⟨

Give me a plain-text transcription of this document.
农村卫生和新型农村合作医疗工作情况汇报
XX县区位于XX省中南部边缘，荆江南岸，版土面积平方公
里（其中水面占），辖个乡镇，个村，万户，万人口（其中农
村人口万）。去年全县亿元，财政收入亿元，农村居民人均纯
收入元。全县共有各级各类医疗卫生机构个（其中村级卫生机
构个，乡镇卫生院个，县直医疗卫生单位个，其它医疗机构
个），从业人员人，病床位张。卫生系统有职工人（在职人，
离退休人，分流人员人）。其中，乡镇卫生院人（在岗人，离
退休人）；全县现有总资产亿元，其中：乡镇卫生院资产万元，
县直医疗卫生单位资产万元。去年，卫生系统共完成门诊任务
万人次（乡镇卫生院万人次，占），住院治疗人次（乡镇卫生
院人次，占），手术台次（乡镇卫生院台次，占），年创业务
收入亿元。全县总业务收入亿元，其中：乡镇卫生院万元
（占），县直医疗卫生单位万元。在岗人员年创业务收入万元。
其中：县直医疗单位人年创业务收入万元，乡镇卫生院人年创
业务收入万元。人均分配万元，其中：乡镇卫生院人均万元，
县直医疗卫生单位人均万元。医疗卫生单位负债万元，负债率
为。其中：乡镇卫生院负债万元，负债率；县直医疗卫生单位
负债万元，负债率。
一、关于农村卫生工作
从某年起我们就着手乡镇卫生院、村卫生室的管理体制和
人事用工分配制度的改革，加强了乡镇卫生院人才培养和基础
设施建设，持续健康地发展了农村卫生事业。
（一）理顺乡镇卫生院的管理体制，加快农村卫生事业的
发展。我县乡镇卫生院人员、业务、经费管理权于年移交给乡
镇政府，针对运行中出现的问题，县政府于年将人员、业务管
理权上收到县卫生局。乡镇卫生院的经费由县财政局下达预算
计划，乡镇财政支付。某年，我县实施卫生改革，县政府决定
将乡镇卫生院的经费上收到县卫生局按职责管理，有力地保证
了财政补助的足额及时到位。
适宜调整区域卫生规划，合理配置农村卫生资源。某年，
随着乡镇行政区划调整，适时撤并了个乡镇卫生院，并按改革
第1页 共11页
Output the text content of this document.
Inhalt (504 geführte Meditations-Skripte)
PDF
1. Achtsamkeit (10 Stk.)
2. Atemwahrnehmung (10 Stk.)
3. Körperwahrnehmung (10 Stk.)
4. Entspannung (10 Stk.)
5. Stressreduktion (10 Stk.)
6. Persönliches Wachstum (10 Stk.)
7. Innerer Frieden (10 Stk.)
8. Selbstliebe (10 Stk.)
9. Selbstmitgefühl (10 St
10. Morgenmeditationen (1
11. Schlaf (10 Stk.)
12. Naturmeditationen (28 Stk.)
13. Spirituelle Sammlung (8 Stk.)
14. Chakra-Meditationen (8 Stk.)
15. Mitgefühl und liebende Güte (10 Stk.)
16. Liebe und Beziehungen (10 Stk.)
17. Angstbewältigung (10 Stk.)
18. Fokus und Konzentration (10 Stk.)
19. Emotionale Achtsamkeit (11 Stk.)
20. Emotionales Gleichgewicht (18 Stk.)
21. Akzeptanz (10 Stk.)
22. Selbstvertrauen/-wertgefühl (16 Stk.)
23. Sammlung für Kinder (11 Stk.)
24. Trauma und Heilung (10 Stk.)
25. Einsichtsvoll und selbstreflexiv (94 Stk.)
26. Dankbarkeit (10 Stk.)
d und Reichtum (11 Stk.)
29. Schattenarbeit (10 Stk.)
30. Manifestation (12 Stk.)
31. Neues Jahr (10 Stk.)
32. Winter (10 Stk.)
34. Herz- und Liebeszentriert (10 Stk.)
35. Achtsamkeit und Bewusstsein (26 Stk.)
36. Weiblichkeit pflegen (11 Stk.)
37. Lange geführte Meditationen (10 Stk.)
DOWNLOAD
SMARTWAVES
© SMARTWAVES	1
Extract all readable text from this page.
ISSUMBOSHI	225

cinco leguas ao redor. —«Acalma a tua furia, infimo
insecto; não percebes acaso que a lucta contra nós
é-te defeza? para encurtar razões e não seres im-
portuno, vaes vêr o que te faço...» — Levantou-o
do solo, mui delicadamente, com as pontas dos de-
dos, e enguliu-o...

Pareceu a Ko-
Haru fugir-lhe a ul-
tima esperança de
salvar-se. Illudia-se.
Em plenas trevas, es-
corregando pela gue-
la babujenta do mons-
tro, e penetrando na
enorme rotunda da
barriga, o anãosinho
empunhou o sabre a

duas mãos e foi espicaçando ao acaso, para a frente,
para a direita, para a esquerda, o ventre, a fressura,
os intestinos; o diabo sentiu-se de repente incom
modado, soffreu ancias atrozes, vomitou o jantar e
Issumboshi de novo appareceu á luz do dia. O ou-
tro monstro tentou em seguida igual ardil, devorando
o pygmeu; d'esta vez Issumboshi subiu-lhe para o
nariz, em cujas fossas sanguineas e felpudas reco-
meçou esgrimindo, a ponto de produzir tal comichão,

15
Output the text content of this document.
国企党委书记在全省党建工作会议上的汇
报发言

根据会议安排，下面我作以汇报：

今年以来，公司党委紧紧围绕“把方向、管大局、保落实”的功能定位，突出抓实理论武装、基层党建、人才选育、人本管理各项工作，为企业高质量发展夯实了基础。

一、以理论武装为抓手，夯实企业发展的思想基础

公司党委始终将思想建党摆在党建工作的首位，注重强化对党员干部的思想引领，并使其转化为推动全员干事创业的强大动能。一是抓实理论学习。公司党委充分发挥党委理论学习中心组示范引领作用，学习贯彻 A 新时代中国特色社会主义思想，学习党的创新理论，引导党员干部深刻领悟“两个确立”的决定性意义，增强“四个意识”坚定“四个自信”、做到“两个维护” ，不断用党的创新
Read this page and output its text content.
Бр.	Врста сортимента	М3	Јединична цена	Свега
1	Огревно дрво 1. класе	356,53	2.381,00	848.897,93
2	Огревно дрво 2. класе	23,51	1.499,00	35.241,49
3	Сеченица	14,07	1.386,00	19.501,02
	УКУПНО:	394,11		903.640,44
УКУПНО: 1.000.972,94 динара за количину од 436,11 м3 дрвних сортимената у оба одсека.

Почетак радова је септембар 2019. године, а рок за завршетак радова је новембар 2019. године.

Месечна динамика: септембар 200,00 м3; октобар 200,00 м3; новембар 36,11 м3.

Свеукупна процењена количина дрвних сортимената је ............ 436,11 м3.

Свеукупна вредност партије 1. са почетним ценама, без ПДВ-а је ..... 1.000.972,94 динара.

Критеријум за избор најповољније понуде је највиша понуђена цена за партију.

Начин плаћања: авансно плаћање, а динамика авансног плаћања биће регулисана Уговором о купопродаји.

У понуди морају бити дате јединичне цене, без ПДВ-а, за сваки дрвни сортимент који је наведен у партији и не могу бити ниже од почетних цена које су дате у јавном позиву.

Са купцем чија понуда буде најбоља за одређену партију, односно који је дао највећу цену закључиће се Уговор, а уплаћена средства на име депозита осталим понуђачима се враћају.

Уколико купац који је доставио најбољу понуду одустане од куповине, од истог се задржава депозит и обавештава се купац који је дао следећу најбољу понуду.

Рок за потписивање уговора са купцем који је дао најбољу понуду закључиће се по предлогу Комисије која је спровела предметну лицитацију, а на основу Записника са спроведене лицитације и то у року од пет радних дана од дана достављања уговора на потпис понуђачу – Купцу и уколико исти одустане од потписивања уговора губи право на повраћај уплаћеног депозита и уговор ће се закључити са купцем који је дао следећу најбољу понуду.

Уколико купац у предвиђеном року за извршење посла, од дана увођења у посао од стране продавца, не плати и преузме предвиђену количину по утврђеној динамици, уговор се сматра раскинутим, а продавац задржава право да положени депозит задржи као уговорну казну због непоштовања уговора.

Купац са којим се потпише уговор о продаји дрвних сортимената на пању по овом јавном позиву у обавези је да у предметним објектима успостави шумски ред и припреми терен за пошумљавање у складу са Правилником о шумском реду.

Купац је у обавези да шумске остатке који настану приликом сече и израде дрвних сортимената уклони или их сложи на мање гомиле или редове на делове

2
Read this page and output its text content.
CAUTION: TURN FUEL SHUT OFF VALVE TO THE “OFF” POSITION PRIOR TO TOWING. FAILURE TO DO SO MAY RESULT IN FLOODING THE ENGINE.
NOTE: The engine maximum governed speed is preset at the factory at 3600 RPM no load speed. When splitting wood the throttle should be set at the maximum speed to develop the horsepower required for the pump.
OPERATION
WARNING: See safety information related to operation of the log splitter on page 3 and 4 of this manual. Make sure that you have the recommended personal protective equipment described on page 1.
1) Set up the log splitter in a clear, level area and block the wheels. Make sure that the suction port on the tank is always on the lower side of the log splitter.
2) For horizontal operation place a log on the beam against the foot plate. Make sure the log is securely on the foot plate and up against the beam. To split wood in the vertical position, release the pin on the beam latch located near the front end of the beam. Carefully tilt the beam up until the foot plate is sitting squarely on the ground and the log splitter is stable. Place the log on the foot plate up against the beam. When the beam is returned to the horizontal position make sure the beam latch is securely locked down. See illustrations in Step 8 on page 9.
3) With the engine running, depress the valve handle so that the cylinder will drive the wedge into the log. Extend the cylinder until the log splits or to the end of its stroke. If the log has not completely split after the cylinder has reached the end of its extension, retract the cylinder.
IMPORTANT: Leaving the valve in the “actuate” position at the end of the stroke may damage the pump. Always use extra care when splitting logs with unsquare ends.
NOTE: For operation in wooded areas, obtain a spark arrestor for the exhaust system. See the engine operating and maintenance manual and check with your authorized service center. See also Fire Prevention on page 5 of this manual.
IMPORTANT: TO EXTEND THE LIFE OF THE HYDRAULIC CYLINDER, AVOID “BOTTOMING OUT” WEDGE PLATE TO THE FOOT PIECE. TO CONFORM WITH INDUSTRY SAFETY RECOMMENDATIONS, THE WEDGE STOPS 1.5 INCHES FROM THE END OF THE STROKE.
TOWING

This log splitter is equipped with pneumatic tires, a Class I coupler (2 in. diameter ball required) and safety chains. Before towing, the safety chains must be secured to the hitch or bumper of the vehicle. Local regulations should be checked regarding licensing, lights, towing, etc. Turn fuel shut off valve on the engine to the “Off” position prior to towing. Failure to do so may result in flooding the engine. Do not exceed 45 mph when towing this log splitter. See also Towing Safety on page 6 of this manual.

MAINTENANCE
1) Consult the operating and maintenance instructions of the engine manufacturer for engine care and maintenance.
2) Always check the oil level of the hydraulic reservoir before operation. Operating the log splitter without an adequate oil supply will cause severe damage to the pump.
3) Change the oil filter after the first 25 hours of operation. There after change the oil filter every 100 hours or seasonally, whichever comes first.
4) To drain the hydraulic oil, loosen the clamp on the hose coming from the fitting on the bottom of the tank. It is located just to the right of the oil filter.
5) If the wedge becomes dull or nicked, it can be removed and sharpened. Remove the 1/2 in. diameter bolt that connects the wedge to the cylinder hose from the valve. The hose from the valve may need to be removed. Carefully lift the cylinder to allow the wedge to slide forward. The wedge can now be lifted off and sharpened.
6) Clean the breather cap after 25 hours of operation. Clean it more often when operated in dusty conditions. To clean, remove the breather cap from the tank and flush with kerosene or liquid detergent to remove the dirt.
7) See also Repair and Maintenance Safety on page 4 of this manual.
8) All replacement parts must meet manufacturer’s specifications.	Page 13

⟩

◆ Exercise
Locate and copy each line in the data above that includes the word "позиву".

◆ Written solution
У понуди морају бити дате јединичне цене, без ПДВ-а, за сваки дрвни сортимент који је наведен у партији и не могу бити ниже од почетних цена које су дате у јавном позиву.
Купац са којим се потпише уговор о продаји дрвних сортимената на пању по овом јавном позиву у обавези је да у предметним објектима успостави шумски ред и припреми терен за пошумљавање у складу са Правилником о шумском реду.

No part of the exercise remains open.